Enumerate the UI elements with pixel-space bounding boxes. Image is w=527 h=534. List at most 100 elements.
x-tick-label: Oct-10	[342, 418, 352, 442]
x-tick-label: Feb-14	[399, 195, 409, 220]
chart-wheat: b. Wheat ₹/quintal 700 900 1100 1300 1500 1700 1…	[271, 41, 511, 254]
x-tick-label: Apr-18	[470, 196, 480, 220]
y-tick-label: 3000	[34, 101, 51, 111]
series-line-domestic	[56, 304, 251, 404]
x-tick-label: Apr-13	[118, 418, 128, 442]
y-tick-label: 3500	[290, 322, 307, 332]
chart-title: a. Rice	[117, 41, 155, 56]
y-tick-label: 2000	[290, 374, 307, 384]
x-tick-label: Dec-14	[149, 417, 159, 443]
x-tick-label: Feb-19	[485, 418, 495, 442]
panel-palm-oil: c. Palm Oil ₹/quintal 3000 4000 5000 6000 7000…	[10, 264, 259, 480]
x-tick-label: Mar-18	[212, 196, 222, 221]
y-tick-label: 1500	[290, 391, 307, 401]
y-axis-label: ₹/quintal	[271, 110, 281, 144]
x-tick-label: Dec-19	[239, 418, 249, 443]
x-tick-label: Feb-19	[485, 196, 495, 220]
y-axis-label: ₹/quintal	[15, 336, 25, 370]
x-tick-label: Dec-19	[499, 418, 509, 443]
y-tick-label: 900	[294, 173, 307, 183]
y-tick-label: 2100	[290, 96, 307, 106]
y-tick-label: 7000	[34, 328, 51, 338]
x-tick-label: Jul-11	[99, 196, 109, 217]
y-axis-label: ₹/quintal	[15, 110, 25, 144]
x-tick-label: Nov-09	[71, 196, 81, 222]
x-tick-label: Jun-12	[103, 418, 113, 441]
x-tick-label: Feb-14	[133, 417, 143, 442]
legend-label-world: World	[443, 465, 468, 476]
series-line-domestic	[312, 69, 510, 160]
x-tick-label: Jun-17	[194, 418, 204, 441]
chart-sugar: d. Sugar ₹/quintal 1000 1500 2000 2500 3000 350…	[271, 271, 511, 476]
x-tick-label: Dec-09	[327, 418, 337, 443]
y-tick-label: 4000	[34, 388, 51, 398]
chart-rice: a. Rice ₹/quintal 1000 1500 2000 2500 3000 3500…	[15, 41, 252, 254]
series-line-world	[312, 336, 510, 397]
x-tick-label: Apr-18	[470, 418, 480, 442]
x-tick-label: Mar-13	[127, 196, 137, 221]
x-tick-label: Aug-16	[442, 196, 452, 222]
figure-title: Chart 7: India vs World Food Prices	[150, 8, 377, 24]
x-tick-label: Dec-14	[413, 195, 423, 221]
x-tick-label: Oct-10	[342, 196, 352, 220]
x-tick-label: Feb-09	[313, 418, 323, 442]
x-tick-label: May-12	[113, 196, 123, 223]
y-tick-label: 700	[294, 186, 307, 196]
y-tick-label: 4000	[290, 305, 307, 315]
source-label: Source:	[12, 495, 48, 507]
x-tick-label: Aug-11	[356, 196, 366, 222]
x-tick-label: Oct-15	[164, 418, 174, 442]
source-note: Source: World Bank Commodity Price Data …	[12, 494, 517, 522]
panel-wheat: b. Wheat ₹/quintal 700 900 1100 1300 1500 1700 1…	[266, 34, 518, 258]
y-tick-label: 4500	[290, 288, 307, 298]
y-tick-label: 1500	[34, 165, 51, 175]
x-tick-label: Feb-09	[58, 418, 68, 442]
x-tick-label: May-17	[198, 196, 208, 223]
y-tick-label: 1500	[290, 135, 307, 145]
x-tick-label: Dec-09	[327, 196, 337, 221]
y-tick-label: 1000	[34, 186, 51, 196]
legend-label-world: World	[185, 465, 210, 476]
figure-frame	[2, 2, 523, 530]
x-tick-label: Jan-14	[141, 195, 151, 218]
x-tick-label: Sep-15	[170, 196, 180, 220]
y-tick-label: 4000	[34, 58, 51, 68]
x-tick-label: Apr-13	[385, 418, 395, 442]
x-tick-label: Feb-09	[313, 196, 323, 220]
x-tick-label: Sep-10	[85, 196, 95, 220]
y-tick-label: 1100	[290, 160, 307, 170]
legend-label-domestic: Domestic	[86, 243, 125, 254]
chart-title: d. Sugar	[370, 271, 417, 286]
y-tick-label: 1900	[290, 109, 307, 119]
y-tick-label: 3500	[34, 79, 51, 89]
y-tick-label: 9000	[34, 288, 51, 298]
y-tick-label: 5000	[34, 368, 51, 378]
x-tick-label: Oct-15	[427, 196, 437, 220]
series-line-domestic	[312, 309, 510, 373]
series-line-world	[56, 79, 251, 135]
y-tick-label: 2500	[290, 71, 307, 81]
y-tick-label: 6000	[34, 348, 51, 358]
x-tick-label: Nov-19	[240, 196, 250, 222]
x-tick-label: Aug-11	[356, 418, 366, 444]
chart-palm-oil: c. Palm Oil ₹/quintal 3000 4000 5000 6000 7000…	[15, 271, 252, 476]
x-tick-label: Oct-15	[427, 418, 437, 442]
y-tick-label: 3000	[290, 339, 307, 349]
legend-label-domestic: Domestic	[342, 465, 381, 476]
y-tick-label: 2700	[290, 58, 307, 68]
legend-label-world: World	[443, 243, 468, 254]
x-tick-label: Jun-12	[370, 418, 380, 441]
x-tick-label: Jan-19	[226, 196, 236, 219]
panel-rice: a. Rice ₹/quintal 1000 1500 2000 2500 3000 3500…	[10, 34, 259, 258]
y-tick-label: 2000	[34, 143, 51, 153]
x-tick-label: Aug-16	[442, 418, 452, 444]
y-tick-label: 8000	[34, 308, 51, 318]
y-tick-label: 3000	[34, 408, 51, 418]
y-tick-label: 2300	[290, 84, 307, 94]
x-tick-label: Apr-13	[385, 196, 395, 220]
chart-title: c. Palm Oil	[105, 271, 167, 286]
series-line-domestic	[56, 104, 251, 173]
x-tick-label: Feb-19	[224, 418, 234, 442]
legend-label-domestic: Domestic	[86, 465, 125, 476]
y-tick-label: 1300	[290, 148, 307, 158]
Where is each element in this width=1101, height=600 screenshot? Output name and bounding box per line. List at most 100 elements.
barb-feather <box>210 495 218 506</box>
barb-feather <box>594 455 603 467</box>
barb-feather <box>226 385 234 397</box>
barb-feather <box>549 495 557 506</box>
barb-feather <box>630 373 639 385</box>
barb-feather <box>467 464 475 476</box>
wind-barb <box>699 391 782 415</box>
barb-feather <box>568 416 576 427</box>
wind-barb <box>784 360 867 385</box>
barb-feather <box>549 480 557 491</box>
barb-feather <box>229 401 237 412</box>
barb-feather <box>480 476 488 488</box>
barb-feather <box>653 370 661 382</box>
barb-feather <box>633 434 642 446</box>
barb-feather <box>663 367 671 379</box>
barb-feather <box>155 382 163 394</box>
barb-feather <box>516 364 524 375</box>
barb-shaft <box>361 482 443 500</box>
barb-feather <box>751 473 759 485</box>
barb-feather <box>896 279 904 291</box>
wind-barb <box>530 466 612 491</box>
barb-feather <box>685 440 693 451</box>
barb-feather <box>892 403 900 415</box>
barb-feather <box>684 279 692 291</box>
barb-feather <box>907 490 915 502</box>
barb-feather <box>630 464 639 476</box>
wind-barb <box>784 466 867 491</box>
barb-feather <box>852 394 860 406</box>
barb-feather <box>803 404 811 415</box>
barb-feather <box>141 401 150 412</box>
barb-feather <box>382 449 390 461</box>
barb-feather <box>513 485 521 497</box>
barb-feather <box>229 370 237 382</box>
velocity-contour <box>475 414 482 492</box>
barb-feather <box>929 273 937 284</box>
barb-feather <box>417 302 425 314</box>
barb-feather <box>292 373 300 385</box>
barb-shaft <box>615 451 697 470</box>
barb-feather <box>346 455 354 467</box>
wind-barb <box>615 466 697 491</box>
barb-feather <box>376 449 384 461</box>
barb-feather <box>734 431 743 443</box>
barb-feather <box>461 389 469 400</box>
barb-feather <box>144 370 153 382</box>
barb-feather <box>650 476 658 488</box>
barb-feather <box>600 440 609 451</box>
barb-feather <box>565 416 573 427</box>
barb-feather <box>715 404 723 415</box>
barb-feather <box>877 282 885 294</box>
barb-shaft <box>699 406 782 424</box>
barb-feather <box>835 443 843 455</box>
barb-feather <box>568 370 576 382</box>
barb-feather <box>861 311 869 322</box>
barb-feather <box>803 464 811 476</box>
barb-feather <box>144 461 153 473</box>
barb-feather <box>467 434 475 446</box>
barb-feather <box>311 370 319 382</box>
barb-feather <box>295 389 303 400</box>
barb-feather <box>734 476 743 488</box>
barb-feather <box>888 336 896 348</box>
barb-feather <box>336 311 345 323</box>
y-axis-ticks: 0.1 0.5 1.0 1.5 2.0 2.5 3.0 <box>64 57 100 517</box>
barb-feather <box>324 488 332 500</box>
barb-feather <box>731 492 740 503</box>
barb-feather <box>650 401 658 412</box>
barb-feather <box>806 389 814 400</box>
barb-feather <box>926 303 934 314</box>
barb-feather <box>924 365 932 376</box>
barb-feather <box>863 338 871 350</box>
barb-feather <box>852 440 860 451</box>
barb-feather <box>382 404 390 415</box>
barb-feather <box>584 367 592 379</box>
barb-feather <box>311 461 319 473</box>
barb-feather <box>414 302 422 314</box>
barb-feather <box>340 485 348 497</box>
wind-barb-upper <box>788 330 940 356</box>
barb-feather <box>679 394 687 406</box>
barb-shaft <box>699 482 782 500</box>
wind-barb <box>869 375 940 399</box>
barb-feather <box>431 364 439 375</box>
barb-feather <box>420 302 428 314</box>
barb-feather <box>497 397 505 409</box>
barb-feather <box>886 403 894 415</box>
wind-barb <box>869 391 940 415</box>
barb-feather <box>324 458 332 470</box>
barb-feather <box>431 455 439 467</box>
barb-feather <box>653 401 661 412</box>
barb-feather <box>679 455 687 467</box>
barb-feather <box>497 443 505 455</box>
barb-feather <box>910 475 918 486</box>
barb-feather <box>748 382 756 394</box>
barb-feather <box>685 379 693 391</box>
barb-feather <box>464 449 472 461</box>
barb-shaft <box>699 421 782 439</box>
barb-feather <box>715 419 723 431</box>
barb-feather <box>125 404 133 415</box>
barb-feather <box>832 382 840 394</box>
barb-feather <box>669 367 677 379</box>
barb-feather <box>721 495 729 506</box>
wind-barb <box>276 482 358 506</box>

^^^^

What to work on: Pick out each line above that contains the word "elements".

Task output:
Enumerate the UI elements with pixel-space bounding boxes. Image is w=527 h=534. List at most 100 elements.
Where is each element in this width=1101, height=600 screenshot? Output name and bounding box per line. List at most 100 elements.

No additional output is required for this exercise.